Directive:
Copy out the records word for word, beginning at the first line and stopping after the line that contains "code-token: // goes from 180".

Information given:
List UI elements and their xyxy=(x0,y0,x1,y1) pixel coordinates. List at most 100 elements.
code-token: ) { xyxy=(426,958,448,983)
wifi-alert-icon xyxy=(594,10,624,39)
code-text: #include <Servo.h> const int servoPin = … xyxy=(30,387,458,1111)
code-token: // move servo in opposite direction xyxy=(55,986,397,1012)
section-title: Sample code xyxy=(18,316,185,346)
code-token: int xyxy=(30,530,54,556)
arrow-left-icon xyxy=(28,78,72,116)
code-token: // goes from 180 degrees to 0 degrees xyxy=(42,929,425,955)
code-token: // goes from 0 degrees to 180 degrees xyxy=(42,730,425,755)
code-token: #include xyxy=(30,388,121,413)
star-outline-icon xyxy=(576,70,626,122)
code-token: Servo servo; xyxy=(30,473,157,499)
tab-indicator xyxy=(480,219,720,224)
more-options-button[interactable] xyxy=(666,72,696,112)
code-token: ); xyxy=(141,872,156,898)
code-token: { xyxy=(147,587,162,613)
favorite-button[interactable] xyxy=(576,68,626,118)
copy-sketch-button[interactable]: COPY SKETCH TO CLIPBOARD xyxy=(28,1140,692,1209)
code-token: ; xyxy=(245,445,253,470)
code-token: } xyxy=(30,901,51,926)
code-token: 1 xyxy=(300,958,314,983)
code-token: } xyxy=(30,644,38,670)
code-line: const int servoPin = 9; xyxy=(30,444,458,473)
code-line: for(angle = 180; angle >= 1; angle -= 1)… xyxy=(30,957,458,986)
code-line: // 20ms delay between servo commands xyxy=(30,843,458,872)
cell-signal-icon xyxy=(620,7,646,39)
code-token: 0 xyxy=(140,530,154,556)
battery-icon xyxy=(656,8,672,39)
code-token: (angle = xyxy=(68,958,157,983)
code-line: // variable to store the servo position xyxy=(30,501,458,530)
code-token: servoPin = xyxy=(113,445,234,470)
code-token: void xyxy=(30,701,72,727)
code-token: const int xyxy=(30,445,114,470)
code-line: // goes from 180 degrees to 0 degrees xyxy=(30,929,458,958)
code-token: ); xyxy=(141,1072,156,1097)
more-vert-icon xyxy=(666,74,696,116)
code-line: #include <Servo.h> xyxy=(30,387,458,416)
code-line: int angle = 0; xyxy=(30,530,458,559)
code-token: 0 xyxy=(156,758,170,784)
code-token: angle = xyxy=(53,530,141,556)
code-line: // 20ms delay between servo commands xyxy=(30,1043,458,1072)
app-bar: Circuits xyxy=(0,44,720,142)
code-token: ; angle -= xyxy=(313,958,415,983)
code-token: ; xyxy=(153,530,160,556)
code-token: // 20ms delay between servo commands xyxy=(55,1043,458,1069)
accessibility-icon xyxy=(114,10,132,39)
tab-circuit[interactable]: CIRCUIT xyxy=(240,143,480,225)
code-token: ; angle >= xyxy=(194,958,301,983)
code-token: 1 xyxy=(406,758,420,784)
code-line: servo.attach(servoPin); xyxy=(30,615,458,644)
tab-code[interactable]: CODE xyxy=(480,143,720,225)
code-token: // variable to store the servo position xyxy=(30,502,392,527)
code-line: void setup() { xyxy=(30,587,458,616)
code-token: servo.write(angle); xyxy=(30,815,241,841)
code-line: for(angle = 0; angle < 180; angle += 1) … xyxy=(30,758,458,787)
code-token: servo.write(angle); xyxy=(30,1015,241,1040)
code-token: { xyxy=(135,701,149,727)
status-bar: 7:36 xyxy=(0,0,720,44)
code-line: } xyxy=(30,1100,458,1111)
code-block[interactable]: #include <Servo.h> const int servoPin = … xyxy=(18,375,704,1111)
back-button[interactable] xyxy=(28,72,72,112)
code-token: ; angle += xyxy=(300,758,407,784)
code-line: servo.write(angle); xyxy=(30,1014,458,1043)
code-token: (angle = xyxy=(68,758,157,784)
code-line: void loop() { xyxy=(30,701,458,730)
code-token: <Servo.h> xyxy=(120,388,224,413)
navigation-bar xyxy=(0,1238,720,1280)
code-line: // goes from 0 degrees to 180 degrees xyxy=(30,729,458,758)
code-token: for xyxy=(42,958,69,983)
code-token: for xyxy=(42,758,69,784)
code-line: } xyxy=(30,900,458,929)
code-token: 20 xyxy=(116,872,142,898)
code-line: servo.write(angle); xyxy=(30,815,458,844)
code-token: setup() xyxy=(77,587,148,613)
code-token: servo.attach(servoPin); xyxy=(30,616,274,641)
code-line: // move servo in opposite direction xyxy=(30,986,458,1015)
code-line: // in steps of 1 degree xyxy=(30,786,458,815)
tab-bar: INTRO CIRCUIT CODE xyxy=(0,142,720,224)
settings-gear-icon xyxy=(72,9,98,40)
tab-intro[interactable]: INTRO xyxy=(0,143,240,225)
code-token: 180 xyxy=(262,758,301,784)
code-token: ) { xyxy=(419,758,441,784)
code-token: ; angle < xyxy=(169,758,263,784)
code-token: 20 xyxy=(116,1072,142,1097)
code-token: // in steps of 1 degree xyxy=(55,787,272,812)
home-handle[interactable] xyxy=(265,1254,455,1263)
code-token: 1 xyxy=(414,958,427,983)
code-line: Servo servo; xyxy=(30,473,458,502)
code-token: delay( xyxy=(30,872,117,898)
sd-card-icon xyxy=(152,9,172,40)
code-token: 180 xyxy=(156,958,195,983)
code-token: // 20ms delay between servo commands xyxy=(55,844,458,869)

Response:
List UI elements and their xyxy=(x0,y0,x1,y1) pixel coordinates. List at most 100 elements.
code-token: ) { xyxy=(426,958,448,983)
wifi-alert-icon xyxy=(594,10,624,39)
code-text: #include <Servo.h> const int servoPin = … xyxy=(30,387,458,1111)
code-token: // move servo in opposite direction xyxy=(55,986,397,1012)
section-title: Sample code xyxy=(18,316,185,346)
code-token: int xyxy=(30,530,54,556)
arrow-left-icon xyxy=(28,78,72,116)
code-token: // goes from 180 degrees to 0 degrees xyxy=(42,929,425,955)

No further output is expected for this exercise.